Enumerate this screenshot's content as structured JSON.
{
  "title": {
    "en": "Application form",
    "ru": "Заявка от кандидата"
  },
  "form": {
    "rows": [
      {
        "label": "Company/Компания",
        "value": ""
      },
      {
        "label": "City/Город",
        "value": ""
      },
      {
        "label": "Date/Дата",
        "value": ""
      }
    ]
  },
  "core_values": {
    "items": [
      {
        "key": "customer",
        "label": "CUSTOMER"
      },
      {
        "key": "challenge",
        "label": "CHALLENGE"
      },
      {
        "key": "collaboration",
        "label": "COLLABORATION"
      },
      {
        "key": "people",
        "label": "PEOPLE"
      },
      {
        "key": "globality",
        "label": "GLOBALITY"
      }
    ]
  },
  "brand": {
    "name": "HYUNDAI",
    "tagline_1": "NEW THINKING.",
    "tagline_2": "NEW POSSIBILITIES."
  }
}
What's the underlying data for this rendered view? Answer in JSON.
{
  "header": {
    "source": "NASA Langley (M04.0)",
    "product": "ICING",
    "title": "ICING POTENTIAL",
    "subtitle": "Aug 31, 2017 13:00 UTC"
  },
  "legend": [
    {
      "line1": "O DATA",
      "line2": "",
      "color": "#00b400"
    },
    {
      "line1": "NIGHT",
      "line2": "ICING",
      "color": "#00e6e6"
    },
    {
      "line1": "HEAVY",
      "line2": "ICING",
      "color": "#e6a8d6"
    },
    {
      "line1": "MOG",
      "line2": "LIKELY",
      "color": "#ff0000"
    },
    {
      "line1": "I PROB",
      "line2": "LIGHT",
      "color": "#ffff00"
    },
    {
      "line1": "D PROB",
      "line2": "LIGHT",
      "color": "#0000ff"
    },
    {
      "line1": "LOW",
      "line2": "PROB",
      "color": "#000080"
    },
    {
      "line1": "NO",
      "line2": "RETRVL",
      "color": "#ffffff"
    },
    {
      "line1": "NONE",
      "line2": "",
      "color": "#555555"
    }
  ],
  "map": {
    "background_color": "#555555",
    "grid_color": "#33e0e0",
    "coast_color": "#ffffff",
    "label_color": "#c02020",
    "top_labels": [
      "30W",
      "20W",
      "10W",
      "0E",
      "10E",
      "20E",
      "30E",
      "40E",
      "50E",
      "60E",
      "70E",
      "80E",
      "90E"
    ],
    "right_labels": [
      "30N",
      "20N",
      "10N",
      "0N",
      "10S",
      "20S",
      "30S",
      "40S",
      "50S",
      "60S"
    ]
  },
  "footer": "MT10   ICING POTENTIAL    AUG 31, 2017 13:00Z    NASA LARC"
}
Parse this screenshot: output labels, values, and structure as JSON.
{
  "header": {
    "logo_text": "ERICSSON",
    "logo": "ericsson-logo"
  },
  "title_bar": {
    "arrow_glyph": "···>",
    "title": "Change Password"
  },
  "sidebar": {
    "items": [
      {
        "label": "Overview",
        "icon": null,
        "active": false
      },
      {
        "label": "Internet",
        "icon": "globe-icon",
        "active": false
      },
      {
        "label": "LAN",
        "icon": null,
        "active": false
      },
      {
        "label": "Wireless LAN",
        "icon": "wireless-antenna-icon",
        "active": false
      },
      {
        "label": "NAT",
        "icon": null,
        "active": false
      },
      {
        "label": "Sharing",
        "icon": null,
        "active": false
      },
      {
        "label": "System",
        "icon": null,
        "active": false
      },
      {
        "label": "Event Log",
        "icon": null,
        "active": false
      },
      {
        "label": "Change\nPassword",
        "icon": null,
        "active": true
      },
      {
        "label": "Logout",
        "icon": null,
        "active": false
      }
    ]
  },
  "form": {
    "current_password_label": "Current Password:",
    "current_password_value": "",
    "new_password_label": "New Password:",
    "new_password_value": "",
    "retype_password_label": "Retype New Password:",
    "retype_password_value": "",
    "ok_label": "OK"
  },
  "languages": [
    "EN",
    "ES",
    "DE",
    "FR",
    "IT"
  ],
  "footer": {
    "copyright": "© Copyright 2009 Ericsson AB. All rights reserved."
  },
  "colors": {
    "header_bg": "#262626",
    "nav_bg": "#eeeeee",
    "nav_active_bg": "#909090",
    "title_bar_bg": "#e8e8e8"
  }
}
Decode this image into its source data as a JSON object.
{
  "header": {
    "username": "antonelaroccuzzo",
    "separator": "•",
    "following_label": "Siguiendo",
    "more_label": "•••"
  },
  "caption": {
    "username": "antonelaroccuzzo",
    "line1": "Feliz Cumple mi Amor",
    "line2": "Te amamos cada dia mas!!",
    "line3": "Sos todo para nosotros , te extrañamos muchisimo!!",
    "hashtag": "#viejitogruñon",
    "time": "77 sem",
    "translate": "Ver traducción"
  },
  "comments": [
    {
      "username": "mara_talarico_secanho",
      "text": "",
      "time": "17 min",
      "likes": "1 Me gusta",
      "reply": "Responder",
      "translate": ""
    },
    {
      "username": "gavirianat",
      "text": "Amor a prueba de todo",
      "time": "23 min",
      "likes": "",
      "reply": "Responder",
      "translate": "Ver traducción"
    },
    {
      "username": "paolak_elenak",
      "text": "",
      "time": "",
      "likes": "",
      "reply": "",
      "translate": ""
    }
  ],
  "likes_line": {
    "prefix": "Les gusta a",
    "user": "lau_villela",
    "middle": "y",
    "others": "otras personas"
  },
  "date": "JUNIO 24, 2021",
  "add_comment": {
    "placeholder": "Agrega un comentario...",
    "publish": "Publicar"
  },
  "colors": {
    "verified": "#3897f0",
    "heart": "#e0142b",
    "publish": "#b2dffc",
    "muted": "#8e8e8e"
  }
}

-=-=-=-=-

What to do
Every entry above needs to be quoted exactly.

Correct output
Enumerate this screenshot's content as structured JSON.
{
  "title": {
    "en": "Application form",
    "ru": "Заявка от кандидата"
  },
  "form": {
    "rows": [
      {
        "label": "Company/Компания",
        "value": ""
      },
      {
        "label": "City/Город",
        "value": ""
      },
      {
        "label": "Date/Дата",
        "value": ""
      }
    ]
  },
  "core_values": {
    "items": [
      {
        "key": "customer",
        "label": "CUSTOMER"
      },
      {
        "key": "challenge",
        "label": "CHALLENGE"
      },
      {
        "key": "collaboration",
        "label": "COLLABORATION"
      },
      {
        "key": "people",
        "label": "PEOPLE"
      },
      {
        "key": "globality",
        "label": "GLOBALITY"
      }
    ]
  },
  "brand": {
    "name": "HYUNDAI",
    "tagline_1": "NEW THINKING.",
    "tagline_2": "NEW POSSIBILITIES."
  }
}
What's the underlying data for this rendered view? Answer in JSON.
{
  "header": {
    "source": "NASA Langley (M04.0)",
    "product": "ICING",
    "title": "ICING POTENTIAL",
    "subtitle": "Aug 31, 2017 13:00 UTC"
  },
  "legend": [
    {
      "line1": "O DATA",
      "line2": "",
      "color": "#00b400"
    },
    {
      "line1": "NIGHT",
      "line2": "ICING",
      "color": "#00e6e6"
    },
    {
      "line1": "HEAVY",
      "line2": "ICING",
      "color": "#e6a8d6"
    },
    {
      "line1": "MOG",
      "line2": "LIKELY",
      "color": "#ff0000"
    },
    {
      "line1": "I PROB",
      "line2": "LIGHT",
      "color": "#ffff00"
    },
    {
      "line1": "D PROB",
      "line2": "LIGHT",
      "color": "#0000ff"
    },
    {
      "line1": "LOW",
      "line2": "PROB",
      "color": "#000080"
    },
    {
      "line1": "NO",
      "line2": "RETRVL",
      "color": "#ffffff"
    },
    {
      "line1": "NONE",
      "line2": "",
      "color": "#555555"
    }
  ],
  "map": {
    "background_color": "#555555",
    "grid_color": "#33e0e0",
    "coast_color": "#ffffff",
    "label_color": "#c02020",
    "top_labels": [
      "30W",
      "20W",
      "10W",
      "0E",
      "10E",
      "20E",
      "30E",
      "40E",
      "50E",
      "60E",
      "70E",
      "80E",
      "90E"
    ],
    "right_labels": [
      "30N",
      "20N",
      "10N",
      "0N",
      "10S",
      "20S",
      "30S",
      "40S",
      "50S",
      "60S"
    ]
  },
  "footer": "MT10   ICING POTENTIAL    AUG 31, 2017 13:00Z    NASA LARC"
}
Parse this screenshot: output labels, values, and structure as JSON.
{
  "header": {
    "logo_text": "ERICSSON",
    "logo": "ericsson-logo"
  },
  "title_bar": {
    "arrow_glyph": "···>",
    "title": "Change Password"
  },
  "sidebar": {
    "items": [
      {
        "label": "Overview",
        "icon": null,
        "active": false
      },
      {
        "label": "Internet",
        "icon": "globe-icon",
        "active": false
      },
      {
        "label": "LAN",
        "icon": null,
        "active": false
      },
      {
        "label": "Wireless LAN",
        "icon": "wireless-antenna-icon",
        "active": false
      },
      {
        "label": "NAT",
        "icon": null,
        "active": false
      },
      {
        "label": "Sharing",
        "icon": null,
        "active": false
      },
      {
        "label": "System",
        "icon": null,
        "active": false
      },
      {
        "label": "Event Log",
        "icon": null,
        "active": false
      },
      {
        "label": "Change\nPassword",
        "icon": null,
        "active": true
      },
      {
        "label": "Logout",
        "icon": null,
        "active": false
      }
    ]
  },
  "form": {
    "current_password_label": "Current Password:",
    "current_password_value": "",
    "new_password_label": "New Password:",
    "new_password_value": "",
    "retype_password_label": "Retype New Password:",
    "retype_password_value": "",
    "ok_label": "OK"
  },
  "languages": [
    "EN",
    "ES",
    "DE",
    "FR",
    "IT"
  ],
  "footer": {
    "copyright": "© Copyright 2009 Ericsson AB. All rights reserved."
  },
  "colors": {
    "header_bg": "#262626",
    "nav_bg": "#eeeeee",
    "nav_active_bg": "#909090",
    "title_bar_bg": "#e8e8e8"
  }
}
Decode this image into its source data as a JSON object.
{
  "header": {
    "username": "antonelaroccuzzo",
    "separator": "•",
    "following_label": "Siguiendo",
    "more_label": "•••"
  },
  "caption": {
    "username": "antonelaroccuzzo",
    "line1": "Feliz Cumple mi Amor",
    "line2": "Te amamos cada dia mas!!",
    "line3": "Sos todo para nosotros , te extrañamos muchisimo!!",
    "hashtag": "#viejitogruñon",
    "time": "77 sem",
    "translate": "Ver traducción"
  },
  "comments": [
    {
      "username": "mara_talarico_secanho",
      "text": "",
      "time": "17 min",
      "likes": "1 Me gusta",
      "reply": "Responder",
      "translate": ""
    },
    {
      "username": "gavirianat",
      "text": "Amor a prueba de todo",
      "time": "23 min",
      "likes": "",
      "reply": "Responder",
      "translate": "Ver traducción"
    },
    {
      "username": "paolak_elenak",
      "text": "",
      "time": "",
      "likes": "",
      "reply": "",
      "translate": ""
    }
  ],
  "likes_line": {
    "prefix": "Les gusta a",
    "user": "lau_villela",
    "middle": "y",
    "others": "otras personas"
  },
  "date": "JUNIO 24, 2021",
  "add_comment": {
    "placeholder": "Agrega un comentario...",
    "publish": "Publicar"
  },
  "colors": {
    "verified": "#3897f0",
    "heart": "#e0142b",
    "publish": "#b2dffc",
    "muted": "#8e8e8e"
  }
}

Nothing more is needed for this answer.